## AIM OF THE EXERCISE
In the entries that follow, how many lines contain "title"? Answer with the number only.
— start ENTRIES —
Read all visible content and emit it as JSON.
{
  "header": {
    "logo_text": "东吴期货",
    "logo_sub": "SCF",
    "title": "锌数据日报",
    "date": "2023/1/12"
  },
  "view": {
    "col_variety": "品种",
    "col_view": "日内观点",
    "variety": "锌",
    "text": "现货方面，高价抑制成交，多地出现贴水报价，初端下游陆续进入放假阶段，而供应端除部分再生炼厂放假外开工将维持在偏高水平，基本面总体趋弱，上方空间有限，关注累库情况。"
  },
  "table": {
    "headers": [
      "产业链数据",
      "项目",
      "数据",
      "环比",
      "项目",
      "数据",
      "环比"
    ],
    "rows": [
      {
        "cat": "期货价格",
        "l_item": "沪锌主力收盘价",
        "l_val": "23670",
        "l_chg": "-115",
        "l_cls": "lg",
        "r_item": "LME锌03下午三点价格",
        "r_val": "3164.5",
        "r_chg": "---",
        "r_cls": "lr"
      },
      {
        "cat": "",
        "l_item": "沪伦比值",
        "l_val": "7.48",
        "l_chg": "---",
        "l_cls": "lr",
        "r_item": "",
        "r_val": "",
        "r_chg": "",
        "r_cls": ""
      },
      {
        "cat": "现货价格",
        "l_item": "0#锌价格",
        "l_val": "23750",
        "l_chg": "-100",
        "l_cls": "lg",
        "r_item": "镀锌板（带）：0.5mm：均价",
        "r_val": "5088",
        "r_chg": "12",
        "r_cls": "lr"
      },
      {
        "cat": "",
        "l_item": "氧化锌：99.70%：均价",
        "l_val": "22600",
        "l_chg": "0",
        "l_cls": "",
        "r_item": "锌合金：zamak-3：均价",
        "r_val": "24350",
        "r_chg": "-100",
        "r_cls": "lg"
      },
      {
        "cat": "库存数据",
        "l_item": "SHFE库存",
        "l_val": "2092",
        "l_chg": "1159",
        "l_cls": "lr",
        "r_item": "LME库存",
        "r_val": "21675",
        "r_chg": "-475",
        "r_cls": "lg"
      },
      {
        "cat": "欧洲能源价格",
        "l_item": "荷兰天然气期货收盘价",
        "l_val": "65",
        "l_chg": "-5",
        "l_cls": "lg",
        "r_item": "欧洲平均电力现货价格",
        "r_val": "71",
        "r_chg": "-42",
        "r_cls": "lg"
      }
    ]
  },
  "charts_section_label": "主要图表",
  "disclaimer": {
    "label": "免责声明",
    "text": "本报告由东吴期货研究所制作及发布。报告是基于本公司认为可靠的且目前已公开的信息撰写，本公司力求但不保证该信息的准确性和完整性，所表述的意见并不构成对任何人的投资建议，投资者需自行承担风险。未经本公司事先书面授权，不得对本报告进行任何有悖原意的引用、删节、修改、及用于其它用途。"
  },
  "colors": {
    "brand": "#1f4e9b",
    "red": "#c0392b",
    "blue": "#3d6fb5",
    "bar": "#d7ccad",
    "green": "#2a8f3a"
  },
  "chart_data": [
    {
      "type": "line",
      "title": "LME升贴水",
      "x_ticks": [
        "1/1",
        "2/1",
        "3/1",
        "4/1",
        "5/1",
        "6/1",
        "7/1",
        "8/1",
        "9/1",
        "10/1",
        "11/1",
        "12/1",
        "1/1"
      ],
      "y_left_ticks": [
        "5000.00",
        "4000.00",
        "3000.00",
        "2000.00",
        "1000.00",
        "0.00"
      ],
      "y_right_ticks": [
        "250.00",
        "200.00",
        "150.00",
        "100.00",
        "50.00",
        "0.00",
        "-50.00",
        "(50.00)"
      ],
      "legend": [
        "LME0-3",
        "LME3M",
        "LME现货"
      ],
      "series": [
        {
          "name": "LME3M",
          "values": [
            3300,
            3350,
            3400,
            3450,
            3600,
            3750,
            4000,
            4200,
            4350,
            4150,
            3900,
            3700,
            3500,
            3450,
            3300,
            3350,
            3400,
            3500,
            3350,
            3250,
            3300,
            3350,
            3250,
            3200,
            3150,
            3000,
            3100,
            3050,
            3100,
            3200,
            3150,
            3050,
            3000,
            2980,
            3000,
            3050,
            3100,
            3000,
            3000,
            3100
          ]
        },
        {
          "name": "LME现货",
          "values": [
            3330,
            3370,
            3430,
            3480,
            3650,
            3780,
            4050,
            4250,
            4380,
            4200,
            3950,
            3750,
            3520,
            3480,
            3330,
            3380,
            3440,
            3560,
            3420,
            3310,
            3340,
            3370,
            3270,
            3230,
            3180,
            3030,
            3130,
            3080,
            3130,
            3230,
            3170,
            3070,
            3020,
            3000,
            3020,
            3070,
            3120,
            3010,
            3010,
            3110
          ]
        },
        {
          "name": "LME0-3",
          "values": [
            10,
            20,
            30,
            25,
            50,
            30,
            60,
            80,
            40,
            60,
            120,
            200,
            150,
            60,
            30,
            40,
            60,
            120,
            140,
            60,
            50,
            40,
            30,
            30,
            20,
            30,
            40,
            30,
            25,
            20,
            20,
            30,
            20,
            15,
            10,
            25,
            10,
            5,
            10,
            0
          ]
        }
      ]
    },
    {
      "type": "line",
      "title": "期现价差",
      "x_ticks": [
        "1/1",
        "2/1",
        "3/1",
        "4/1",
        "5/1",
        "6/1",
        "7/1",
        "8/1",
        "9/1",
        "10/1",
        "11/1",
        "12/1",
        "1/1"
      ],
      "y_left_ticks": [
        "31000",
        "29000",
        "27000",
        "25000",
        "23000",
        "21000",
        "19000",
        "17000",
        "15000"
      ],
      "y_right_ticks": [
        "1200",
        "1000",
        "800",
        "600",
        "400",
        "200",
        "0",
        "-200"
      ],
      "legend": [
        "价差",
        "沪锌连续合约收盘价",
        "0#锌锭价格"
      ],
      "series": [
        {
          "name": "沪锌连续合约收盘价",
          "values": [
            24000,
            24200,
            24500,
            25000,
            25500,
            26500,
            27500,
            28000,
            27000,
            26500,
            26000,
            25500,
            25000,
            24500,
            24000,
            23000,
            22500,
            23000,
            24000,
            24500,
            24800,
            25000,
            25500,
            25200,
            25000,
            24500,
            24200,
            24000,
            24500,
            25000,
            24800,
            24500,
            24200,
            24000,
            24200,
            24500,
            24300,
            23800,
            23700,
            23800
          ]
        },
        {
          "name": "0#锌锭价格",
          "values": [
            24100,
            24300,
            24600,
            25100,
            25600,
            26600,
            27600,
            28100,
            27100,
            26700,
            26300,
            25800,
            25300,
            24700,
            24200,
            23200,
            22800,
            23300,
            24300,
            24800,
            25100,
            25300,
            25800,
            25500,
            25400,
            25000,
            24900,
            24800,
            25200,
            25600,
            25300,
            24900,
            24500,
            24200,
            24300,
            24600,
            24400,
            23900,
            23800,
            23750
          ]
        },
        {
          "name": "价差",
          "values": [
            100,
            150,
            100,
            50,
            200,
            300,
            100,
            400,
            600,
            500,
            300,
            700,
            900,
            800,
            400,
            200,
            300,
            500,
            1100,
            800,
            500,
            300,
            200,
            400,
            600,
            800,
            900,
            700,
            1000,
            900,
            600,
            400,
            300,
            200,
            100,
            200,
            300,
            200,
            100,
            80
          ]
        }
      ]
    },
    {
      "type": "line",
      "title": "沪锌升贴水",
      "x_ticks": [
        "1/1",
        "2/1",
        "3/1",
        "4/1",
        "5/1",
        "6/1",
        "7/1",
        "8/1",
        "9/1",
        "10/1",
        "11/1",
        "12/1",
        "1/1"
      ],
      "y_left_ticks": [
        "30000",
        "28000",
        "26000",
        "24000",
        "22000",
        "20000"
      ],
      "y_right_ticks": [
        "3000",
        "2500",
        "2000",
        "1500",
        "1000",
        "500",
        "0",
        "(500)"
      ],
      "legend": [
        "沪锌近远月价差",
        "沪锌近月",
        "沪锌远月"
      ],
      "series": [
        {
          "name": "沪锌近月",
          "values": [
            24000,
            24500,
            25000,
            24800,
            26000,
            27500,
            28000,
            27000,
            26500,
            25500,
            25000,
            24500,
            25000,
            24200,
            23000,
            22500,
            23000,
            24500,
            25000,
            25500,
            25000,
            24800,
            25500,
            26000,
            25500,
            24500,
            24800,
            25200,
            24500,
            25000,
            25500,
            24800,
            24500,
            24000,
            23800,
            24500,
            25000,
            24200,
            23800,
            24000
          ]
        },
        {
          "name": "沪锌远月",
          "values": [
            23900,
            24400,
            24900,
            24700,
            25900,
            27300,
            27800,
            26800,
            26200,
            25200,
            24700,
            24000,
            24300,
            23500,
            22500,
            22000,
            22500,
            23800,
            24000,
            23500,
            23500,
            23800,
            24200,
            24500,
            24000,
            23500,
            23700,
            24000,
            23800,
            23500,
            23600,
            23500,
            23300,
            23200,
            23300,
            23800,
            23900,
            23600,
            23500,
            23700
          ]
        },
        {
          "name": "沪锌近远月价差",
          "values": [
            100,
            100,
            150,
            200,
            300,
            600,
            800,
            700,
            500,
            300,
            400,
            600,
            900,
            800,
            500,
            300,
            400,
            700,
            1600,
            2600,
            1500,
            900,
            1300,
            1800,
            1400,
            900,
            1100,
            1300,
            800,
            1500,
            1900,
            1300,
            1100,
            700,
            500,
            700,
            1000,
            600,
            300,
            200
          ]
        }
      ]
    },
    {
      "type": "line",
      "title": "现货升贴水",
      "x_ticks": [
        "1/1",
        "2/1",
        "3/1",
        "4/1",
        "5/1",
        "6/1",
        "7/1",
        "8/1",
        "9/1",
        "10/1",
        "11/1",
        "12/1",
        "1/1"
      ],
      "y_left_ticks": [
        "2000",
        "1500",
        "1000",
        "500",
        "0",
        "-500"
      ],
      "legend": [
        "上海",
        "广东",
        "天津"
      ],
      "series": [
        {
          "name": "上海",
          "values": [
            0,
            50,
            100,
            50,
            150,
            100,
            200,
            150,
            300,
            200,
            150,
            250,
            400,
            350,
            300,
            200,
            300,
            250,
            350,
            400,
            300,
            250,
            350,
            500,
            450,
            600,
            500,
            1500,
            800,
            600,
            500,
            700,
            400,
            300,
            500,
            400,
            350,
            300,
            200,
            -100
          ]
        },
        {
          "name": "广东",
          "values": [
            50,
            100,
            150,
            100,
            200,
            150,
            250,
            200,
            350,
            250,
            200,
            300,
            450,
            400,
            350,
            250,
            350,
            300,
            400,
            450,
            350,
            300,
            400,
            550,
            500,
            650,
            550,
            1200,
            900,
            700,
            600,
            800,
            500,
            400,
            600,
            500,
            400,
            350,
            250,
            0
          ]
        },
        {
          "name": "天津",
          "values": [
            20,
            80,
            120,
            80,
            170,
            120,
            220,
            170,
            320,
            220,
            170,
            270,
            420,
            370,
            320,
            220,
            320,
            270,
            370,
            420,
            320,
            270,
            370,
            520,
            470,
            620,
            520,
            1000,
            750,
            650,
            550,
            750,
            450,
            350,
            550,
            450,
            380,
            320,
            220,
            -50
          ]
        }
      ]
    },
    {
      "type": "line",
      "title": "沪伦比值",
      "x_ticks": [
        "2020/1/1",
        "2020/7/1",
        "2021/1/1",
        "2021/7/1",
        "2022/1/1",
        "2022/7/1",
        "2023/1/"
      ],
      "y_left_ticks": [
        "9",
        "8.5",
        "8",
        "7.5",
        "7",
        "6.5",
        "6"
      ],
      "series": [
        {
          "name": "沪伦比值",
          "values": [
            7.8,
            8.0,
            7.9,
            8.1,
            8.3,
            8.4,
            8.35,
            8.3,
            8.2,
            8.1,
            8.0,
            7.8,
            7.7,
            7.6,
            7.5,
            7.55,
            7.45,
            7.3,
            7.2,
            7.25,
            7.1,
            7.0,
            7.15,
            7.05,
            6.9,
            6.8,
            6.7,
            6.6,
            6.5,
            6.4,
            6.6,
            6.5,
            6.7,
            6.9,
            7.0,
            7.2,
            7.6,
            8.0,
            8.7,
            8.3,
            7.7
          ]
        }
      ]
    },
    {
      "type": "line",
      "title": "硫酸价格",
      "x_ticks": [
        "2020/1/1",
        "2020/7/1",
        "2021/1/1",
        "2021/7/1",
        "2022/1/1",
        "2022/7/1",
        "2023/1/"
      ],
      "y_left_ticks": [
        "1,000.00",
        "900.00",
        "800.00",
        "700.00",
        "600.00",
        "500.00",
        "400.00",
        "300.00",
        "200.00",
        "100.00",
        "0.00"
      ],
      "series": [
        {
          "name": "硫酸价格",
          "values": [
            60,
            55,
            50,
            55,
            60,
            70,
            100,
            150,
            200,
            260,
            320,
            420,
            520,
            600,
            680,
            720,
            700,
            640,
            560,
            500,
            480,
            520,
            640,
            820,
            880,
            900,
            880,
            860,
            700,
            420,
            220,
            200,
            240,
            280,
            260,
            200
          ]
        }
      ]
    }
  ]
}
— end ENTRIES —
## TASK SOLUTION
7